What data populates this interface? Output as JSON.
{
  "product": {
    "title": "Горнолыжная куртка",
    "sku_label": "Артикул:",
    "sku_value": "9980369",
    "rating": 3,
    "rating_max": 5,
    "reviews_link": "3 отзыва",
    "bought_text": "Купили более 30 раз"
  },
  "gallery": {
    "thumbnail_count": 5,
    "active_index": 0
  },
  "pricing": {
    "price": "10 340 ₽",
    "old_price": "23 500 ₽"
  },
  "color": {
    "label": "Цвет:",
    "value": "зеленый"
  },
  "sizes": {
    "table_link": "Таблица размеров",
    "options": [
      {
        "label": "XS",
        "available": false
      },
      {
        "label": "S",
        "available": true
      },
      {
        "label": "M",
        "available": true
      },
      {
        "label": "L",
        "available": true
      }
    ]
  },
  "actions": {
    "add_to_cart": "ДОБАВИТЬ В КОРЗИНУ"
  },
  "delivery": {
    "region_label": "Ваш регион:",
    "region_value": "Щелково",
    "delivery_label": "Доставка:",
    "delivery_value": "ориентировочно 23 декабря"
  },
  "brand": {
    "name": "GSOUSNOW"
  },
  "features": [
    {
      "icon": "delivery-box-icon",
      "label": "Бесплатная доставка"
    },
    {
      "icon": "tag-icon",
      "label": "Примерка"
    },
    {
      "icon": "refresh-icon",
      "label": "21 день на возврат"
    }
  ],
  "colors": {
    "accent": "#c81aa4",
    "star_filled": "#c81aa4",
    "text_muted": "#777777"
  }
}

==

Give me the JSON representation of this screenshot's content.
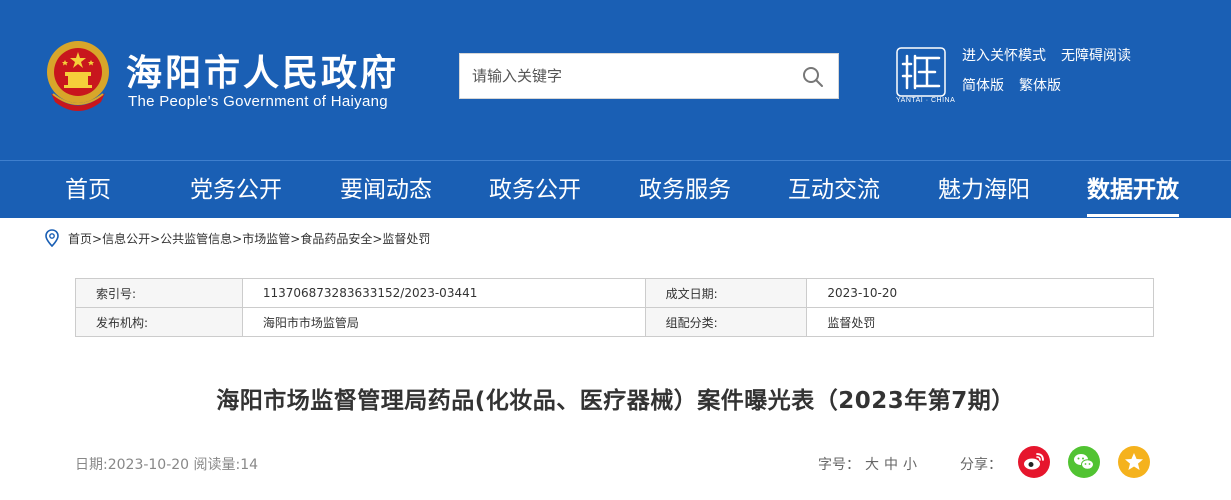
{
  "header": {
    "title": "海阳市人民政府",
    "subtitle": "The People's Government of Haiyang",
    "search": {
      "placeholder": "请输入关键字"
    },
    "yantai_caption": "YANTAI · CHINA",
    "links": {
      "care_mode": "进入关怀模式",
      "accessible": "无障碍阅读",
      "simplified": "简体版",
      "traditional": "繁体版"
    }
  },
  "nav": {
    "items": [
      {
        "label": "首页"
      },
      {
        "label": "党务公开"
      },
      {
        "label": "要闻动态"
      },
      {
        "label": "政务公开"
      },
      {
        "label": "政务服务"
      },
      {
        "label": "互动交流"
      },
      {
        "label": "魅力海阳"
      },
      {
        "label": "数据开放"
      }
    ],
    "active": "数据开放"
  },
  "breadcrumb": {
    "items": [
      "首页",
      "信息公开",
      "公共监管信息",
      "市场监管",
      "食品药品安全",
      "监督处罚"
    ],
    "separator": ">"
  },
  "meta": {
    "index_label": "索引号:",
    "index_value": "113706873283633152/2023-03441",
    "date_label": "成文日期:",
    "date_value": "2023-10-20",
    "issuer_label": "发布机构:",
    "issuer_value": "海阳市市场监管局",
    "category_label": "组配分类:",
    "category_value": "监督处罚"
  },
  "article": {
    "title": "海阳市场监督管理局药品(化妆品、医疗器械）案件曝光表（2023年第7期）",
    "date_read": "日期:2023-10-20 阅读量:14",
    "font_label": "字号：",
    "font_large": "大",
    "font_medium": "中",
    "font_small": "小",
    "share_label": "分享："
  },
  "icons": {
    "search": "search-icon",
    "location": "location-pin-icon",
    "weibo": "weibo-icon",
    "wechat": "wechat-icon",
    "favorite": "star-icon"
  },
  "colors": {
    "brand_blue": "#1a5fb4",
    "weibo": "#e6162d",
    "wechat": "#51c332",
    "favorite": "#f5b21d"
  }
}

- WHAT IS BEING ASKED -
Exactly how many lines of the listing above contain the string "this"? Give no more than the number.

- RESULT -
2